*** THE RECORDS

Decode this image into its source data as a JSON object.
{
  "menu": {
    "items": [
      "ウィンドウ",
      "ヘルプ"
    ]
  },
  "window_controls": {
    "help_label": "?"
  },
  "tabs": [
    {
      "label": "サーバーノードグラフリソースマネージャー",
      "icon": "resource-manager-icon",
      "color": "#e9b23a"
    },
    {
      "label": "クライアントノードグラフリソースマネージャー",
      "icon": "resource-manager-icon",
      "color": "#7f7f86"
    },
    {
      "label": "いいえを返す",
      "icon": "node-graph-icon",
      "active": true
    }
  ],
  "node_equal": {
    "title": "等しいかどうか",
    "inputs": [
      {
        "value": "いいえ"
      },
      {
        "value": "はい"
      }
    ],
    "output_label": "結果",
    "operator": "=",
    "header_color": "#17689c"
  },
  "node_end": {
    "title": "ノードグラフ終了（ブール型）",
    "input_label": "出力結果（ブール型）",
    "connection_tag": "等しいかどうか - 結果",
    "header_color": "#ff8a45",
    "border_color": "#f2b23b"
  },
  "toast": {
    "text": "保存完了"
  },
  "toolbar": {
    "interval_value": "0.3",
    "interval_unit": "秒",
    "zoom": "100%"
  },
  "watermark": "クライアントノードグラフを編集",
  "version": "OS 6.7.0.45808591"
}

******

[WORK TO DO] Write the entire listing out again, word for word.

[SOLUTION BELOW]
Decode this image into its source data as a JSON object.
{
  "menu": {
    "items": [
      "ウィンドウ",
      "ヘルプ"
    ]
  },
  "window_controls": {
    "help_label": "?"
  },
  "tabs": [
    {
      "label": "サーバーノードグラフリソースマネージャー",
      "icon": "resource-manager-icon",
      "color": "#e9b23a"
    },
    {
      "label": "クライアントノードグラフリソースマネージャー",
      "icon": "resource-manager-icon",
      "color": "#7f7f86"
    },
    {
      "label": "いいえを返す",
      "icon": "node-graph-icon",
      "active": true
    }
  ],
  "node_equal": {
    "title": "等しいかどうか",
    "inputs": [
      {
        "value": "いいえ"
      },
      {
        "value": "はい"
      }
    ],
    "output_label": "結果",
    "operator": "=",
    "header_color": "#17689c"
  },
  "node_end": {
    "title": "ノードグラフ終了（ブール型）",
    "input_label": "出力結果（ブール型）",
    "connection_tag": "等しいかどうか - 結果",
    "header_color": "#ff8a45",
    "border_color": "#f2b23b"
  },
  "toast": {
    "text": "保存完了"
  },
  "toolbar": {
    "interval_value": "0.3",
    "interval_unit": "秒",
    "zoom": "100%"
  },
  "watermark": "クライアントノードグラフを編集",
  "version": "OS 6.7.0.45808591"
}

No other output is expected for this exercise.